#### [Task objective]
Go through the material below and count the lines with the string "JSON"; the number is the whole answer.

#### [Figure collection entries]
▬▬▬▬▬▬
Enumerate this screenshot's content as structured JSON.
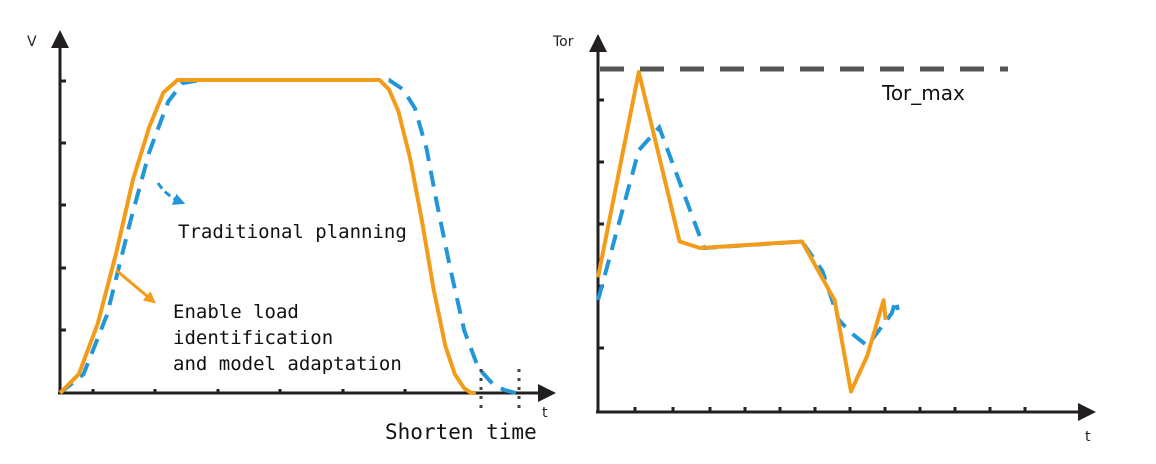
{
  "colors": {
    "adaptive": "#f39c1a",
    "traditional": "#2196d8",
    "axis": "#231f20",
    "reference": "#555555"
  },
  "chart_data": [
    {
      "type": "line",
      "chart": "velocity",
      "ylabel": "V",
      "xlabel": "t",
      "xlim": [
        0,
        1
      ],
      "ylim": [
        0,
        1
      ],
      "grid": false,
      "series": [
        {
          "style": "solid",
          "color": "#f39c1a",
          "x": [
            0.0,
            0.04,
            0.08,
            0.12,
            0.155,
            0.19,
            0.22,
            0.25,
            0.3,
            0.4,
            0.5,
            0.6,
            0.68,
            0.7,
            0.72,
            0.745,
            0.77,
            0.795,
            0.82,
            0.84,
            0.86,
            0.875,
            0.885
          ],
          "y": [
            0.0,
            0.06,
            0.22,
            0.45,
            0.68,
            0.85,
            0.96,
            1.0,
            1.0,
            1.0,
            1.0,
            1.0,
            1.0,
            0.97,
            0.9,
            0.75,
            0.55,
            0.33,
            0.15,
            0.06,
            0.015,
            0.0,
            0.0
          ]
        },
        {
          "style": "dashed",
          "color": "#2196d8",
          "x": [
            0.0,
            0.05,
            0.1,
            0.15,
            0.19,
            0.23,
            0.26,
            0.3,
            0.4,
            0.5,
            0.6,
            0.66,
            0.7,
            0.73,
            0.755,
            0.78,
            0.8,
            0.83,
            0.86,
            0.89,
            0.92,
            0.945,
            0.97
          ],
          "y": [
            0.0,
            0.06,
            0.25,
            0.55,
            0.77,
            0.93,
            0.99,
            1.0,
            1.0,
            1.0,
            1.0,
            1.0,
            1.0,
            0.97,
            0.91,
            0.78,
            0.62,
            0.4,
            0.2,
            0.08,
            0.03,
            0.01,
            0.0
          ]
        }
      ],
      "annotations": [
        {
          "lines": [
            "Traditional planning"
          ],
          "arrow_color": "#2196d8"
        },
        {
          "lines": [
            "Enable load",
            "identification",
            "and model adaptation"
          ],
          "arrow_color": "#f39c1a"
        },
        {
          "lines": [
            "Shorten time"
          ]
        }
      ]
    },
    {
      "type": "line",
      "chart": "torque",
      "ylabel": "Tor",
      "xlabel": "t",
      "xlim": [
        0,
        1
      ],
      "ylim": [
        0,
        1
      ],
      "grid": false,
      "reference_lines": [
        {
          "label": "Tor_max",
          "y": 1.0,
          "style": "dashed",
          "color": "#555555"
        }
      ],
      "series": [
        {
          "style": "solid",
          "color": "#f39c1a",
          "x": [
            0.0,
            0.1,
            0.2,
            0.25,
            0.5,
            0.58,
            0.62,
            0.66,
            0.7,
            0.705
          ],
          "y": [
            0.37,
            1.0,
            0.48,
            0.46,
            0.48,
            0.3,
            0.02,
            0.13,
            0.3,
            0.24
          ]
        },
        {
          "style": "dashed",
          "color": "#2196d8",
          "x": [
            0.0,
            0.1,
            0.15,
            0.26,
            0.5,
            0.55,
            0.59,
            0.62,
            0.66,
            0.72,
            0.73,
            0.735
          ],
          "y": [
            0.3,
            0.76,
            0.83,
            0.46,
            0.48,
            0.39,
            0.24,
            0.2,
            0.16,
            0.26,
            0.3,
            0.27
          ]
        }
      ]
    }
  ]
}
▬▬▬▬▬▬
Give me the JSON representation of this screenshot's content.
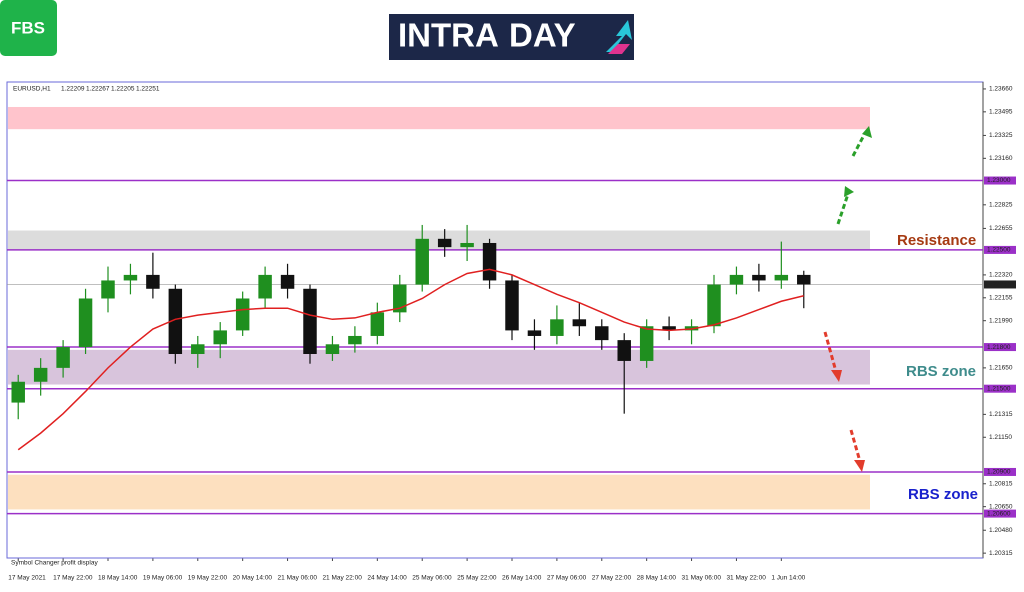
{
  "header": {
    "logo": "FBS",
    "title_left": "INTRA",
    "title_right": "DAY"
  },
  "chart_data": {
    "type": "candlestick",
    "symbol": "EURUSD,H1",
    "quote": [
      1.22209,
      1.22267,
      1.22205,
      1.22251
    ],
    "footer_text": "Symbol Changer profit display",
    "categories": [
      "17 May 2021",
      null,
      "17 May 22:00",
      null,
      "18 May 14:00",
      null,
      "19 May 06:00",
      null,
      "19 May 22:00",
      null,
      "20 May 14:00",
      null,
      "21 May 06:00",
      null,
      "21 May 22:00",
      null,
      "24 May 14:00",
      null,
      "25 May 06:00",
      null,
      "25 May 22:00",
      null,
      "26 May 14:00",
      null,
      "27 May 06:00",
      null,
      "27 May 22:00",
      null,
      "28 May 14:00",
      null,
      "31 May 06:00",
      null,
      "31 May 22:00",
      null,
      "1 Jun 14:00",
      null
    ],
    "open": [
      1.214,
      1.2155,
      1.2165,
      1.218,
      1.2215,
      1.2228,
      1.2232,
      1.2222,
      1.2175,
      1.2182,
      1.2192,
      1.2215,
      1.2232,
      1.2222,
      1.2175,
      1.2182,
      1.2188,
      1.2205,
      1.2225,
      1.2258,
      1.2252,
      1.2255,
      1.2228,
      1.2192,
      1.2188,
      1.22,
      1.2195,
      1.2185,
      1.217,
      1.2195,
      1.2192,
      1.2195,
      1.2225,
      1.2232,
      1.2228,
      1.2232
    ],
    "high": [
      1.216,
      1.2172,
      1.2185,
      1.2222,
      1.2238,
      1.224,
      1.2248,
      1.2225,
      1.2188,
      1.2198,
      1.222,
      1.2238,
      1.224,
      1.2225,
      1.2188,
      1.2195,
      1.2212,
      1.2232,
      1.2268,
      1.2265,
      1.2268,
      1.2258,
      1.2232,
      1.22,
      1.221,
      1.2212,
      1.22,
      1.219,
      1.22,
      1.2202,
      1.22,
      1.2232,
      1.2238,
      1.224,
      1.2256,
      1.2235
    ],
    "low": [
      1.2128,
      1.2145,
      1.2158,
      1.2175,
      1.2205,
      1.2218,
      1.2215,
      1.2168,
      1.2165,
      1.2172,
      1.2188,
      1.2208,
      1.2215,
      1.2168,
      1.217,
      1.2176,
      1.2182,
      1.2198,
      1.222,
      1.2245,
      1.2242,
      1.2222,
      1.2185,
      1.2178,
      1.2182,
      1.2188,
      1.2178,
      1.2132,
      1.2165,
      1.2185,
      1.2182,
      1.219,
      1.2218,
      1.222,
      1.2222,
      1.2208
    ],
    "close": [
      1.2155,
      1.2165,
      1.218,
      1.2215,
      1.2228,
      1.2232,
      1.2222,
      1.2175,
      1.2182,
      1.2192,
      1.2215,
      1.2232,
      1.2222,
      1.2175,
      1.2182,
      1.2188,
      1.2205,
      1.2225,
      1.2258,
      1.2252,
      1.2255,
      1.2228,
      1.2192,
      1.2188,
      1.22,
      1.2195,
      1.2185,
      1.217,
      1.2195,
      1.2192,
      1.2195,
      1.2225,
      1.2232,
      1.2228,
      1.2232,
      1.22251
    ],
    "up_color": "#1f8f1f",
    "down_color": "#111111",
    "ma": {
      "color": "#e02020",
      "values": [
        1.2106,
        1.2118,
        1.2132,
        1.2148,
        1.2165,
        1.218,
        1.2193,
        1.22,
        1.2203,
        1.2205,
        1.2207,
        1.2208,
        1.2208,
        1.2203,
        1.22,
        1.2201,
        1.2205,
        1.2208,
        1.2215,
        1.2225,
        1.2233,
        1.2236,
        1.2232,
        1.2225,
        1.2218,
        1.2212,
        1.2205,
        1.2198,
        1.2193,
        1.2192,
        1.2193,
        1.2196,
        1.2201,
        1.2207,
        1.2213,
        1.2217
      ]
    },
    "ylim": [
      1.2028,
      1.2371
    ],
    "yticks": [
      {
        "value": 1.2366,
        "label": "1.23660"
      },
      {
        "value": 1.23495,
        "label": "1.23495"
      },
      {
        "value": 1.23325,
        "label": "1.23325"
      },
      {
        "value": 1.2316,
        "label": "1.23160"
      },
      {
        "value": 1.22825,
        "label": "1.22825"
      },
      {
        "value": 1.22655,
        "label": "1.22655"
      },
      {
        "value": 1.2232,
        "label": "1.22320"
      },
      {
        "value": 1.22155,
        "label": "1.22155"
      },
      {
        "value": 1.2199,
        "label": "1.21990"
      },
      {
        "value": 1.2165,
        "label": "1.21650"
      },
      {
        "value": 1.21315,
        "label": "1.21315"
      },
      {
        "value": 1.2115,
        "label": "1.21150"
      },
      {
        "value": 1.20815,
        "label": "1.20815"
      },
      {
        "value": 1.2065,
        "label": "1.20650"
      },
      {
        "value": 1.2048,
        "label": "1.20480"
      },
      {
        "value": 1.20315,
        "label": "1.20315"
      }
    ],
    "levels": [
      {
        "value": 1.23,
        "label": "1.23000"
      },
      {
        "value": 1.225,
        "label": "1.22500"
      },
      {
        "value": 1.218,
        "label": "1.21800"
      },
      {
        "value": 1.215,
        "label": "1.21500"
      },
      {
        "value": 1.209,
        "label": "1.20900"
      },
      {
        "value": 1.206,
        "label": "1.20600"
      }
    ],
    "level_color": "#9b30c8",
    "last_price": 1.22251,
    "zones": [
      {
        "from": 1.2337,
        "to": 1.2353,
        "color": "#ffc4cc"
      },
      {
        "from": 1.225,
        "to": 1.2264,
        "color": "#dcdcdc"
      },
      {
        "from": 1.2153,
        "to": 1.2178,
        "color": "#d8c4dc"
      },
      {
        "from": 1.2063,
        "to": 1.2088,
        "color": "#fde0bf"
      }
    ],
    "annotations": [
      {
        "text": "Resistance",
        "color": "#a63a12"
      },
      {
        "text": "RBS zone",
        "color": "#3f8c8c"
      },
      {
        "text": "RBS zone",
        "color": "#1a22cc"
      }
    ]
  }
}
▬▬▬▬▬▬
#### [Exercise answer]
2